* **Your goal**: Transcribe the entries below exactly.

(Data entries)
○ ○ ○ ○

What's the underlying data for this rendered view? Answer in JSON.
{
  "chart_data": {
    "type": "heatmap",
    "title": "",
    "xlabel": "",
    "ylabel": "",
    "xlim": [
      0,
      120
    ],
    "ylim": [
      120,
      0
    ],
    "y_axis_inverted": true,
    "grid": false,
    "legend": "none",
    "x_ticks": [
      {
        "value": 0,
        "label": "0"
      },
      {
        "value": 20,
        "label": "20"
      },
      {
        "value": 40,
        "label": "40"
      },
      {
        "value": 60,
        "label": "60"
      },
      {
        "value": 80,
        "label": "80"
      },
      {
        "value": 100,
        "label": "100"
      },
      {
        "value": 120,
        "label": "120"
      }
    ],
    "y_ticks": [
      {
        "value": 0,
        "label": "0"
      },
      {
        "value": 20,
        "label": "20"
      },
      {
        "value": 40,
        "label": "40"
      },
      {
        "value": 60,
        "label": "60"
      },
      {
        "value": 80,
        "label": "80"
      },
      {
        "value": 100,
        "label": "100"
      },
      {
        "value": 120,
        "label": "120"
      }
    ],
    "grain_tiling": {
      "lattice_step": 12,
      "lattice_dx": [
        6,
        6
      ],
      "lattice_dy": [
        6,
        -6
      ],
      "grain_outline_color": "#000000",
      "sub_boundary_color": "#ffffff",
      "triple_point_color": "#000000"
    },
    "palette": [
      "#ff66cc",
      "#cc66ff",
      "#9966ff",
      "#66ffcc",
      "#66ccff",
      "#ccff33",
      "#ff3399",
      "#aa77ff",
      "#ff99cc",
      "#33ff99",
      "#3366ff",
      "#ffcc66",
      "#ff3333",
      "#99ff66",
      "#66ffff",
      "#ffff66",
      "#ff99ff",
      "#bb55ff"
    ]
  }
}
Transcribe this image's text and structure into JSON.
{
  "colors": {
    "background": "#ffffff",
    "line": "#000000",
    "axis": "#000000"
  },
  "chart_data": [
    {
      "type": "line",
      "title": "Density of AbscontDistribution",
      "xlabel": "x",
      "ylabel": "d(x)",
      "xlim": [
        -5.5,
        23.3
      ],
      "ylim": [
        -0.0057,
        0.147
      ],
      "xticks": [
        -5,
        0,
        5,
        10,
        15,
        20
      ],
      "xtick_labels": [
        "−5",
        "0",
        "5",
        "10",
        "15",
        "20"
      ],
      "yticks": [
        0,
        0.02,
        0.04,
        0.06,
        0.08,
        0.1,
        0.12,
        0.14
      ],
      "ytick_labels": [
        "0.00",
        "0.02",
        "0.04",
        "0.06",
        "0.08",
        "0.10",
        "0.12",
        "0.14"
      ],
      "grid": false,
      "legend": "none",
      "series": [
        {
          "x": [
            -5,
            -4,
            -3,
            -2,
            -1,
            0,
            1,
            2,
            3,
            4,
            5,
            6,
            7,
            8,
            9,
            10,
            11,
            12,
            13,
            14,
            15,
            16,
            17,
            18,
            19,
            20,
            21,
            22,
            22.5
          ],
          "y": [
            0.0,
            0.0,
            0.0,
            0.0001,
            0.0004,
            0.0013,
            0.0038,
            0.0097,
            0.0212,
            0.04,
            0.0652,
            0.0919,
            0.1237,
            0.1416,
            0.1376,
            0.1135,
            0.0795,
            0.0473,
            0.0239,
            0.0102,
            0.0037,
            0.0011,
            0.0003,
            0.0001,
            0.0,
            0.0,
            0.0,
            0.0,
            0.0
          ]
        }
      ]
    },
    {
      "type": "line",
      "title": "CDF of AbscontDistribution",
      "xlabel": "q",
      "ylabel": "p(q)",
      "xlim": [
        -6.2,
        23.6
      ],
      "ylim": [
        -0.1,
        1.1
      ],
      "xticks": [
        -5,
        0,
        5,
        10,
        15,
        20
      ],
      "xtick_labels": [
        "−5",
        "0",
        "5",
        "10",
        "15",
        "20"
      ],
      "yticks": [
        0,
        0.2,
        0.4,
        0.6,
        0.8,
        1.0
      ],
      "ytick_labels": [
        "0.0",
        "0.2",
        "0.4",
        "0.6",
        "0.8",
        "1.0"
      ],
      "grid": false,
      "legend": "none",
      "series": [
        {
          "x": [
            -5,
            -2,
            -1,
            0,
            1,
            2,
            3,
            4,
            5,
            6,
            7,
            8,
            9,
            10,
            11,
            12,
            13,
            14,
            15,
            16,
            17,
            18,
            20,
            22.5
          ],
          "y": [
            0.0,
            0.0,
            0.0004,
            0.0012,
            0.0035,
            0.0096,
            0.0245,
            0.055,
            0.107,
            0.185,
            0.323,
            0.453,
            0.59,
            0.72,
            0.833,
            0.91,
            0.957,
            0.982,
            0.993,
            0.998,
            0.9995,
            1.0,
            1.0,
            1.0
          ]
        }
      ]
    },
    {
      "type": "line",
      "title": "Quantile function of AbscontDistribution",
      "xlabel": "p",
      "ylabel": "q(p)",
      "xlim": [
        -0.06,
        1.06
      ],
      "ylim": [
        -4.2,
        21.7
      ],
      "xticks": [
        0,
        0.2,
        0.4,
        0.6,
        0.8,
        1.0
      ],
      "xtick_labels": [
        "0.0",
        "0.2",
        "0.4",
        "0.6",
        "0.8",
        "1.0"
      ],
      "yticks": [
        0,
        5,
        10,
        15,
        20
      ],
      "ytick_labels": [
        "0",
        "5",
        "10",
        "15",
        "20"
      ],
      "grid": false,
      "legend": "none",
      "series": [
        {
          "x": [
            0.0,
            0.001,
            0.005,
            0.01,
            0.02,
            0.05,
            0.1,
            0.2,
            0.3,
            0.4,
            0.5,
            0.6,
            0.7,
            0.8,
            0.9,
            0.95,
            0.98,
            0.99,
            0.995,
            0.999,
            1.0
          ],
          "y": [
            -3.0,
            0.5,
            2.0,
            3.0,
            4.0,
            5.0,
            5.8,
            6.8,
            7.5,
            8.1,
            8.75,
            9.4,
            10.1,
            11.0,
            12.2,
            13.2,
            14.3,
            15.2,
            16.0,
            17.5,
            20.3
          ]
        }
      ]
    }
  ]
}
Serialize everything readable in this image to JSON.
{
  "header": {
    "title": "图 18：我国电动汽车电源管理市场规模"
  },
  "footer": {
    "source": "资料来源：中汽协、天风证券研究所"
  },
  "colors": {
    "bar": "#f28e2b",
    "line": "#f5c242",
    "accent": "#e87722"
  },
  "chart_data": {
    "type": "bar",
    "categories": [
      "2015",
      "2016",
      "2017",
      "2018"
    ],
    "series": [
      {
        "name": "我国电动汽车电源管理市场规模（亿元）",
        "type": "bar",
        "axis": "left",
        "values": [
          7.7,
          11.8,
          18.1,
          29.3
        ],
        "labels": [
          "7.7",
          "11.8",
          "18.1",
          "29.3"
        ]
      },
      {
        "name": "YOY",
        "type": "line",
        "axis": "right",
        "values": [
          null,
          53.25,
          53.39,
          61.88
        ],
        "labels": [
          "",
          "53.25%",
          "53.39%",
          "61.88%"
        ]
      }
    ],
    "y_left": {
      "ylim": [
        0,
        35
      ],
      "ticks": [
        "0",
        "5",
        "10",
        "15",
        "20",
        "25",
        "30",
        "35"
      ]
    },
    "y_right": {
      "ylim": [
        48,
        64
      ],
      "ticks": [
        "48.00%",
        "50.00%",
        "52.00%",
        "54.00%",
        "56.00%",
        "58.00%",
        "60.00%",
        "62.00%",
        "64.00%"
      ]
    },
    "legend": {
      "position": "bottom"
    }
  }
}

○ ○ ○ ○

* **Result**:
What's the underlying data for this rendered view? Answer in JSON.
{
  "chart_data": {
    "type": "heatmap",
    "title": "",
    "xlabel": "",
    "ylabel": "",
    "xlim": [
      0,
      120
    ],
    "ylim": [
      120,
      0
    ],
    "y_axis_inverted": true,
    "grid": false,
    "legend": "none",
    "x_ticks": [
      {
        "value": 0,
        "label": "0"
      },
      {
        "value": 20,
        "label": "20"
      },
      {
        "value": 40,
        "label": "40"
      },
      {
        "value": 60,
        "label": "60"
      },
      {
        "value": 80,
        "label": "80"
      },
      {
        "value": 100,
        "label": "100"
      },
      {
        "value": 120,
        "label": "120"
      }
    ],
    "y_ticks": [
      {
        "value": 0,
        "label": "0"
      },
      {
        "value": 20,
        "label": "20"
      },
      {
        "value": 40,
        "label": "40"
      },
      {
        "value": 60,
        "label": "60"
      },
      {
        "value": 80,
        "label": "80"
      },
      {
        "value": 100,
        "label": "100"
      },
      {
        "value": 120,
        "label": "120"
      }
    ],
    "grain_tiling": {
      "lattice_step": 12,
      "lattice_dx": [
        6,
        6
      ],
      "lattice_dy": [
        6,
        -6
      ],
      "grain_outline_color": "#000000",
      "sub_boundary_color": "#ffffff",
      "triple_point_color": "#000000"
    },
    "palette": [
      "#ff66cc",
      "#cc66ff",
      "#9966ff",
      "#66ffcc",
      "#66ccff",
      "#ccff33",
      "#ff3399",
      "#aa77ff",
      "#ff99cc",
      "#33ff99",
      "#3366ff",
      "#ffcc66",
      "#ff3333",
      "#99ff66",
      "#66ffff",
      "#ffff66",
      "#ff99ff",
      "#bb55ff"
    ]
  }
}
Transcribe this image's text and structure into JSON.
{
  "colors": {
    "background": "#ffffff",
    "line": "#000000",
    "axis": "#000000"
  },
  "chart_data": [
    {
      "type": "line",
      "title": "Density of AbscontDistribution",
      "xlabel": "x",
      "ylabel": "d(x)",
      "xlim": [
        -5.5,
        23.3
      ],
      "ylim": [
        -0.0057,
        0.147
      ],
      "xticks": [
        -5,
        0,
        5,
        10,
        15,
        20
      ],
      "xtick_labels": [
        "−5",
        "0",
        "5",
        "10",
        "15",
        "20"
      ],
      "yticks": [
        0,
        0.02,
        0.04,
        0.06,
        0.08,
        0.1,
        0.12,
        0.14
      ],
      "ytick_labels": [
        "0.00",
        "0.02",
        "0.04",
        "0.06",
        "0.08",
        "0.10",
        "0.12",
        "0.14"
      ],
      "grid": false,
      "legend": "none",
      "series": [
        {
          "x": [
            -5,
            -4,
            -3,
            -2,
            -1,
            0,
            1,
            2,
            3,
            4,
            5,
            6,
            7,
            8,
            9,
            10,
            11,
            12,
            13,
            14,
            15,
            16,
            17,
            18,
            19,
            20,
            21,
            22,
            22.5
          ],
          "y": [
            0.0,
            0.0,
            0.0,
            0.0001,
            0.0004,
            0.0013,
            0.0038,
            0.0097,
            0.0212,
            0.04,
            0.0652,
            0.0919,
            0.1237,
            0.1416,
            0.1376,
            0.1135,
            0.0795,
            0.0473,
            0.0239,
            0.0102,
            0.0037,
            0.0011,
            0.0003,
            0.0001,
            0.0,
            0.0,
            0.0,
            0.0,
            0.0
          ]
        }
      ]
    },
    {
      "type": "line",
      "title": "CDF of AbscontDistribution",
      "xlabel": "q",
      "ylabel": "p(q)",
      "xlim": [
        -6.2,
        23.6
      ],
      "ylim": [
        -0.1,
        1.1
      ],
      "xticks": [
        -5,
        0,
        5,
        10,
        15,
        20
      ],
      "xtick_labels": [
        "−5",
        "0",
        "5",
        "10",
        "15",
        "20"
      ],
      "yticks": [
        0,
        0.2,
        0.4,
        0.6,
        0.8,
        1.0
      ],
      "ytick_labels": [
        "0.0",
        "0.2",
        "0.4",
        "0.6",
        "0.8",
        "1.0"
      ],
      "grid": false,
      "legend": "none",
      "series": [
        {
          "x": [
            -5,
            -2,
            -1,
            0,
            1,
            2,
            3,
            4,
            5,
            6,
            7,
            8,
            9,
            10,
            11,
            12,
            13,
            14,
            15,
            16,
            17,
            18,
            20,
            22.5
          ],
          "y": [
            0.0,
            0.0,
            0.0004,
            0.0012,
            0.0035,
            0.0096,
            0.0245,
            0.055,
            0.107,
            0.185,
            0.323,
            0.453,
            0.59,
            0.72,
            0.833,
            0.91,
            0.957,
            0.982,
            0.993,
            0.998,
            0.9995,
            1.0,
            1.0,
            1.0
          ]
        }
      ]
    },
    {
      "type": "line",
      "title": "Quantile function of AbscontDistribution",
      "xlabel": "p",
      "ylabel": "q(p)",
      "xlim": [
        -0.06,
        1.06
      ],
      "ylim": [
        -4.2,
        21.7
      ],
      "xticks": [
        0,
        0.2,
        0.4,
        0.6,
        0.8,
        1.0
      ],
      "xtick_labels": [
        "0.0",
        "0.2",
        "0.4",
        "0.6",
        "0.8",
        "1.0"
      ],
      "yticks": [
        0,
        5,
        10,
        15,
        20
      ],
      "ytick_labels": [
        "0",
        "5",
        "10",
        "15",
        "20"
      ],
      "grid": false,
      "legend": "none",
      "series": [
        {
          "x": [
            0.0,
            0.001,
            0.005,
            0.01,
            0.02,
            0.05,
            0.1,
            0.2,
            0.3,
            0.4,
            0.5,
            0.6,
            0.7,
            0.8,
            0.9,
            0.95,
            0.98,
            0.99,
            0.995,
            0.999,
            1.0
          ],
          "y": [
            -3.0,
            0.5,
            2.0,
            3.0,
            4.0,
            5.0,
            5.8,
            6.8,
            7.5,
            8.1,
            8.75,
            9.4,
            10.1,
            11.0,
            12.2,
            13.2,
            14.3,
            15.2,
            16.0,
            17.5,
            20.3
          ]
        }
      ]
    }
  ]
}
Serialize everything readable in this image to JSON.
{
  "header": {
    "title": "图 18：我国电动汽车电源管理市场规模"
  },
  "footer": {
    "source": "资料来源：中汽协、天风证券研究所"
  },
  "colors": {
    "bar": "#f28e2b",
    "line": "#f5c242",
    "accent": "#e87722"
  },
  "chart_data": {
    "type": "bar",
    "categories": [
      "2015",
      "2016",
      "2017",
      "2018"
    ],
    "series": [
      {
        "name": "我国电动汽车电源管理市场规模（亿元）",
        "type": "bar",
        "axis": "left",
        "values": [
          7.7,
          11.8,
          18.1,
          29.3
        ],
        "labels": [
          "7.7",
          "11.8",
          "18.1",
          "29.3"
        ]
      },
      {
        "name": "YOY",
        "type": "line",
        "axis": "right",
        "values": [
          null,
          53.25,
          53.39,
          61.88
        ],
        "labels": [
          "",
          "53.25%",
          "53.39%",
          "61.88%"
        ]
      }
    ],
    "y_left": {
      "ylim": [
        0,
        35
      ],
      "ticks": [
        "0",
        "5",
        "10",
        "15",
        "20",
        "25",
        "30",
        "35"
      ]
    },
    "y_right": {
      "ylim": [
        48,
        64
      ],
      "ticks": [
        "48.00%",
        "50.00%",
        "52.00%",
        "54.00%",
        "56.00%",
        "58.00%",
        "60.00%",
        "62.00%",
        "64.00%"
      ]
    },
    "legend": {
      "position": "bottom"
    }
  }
}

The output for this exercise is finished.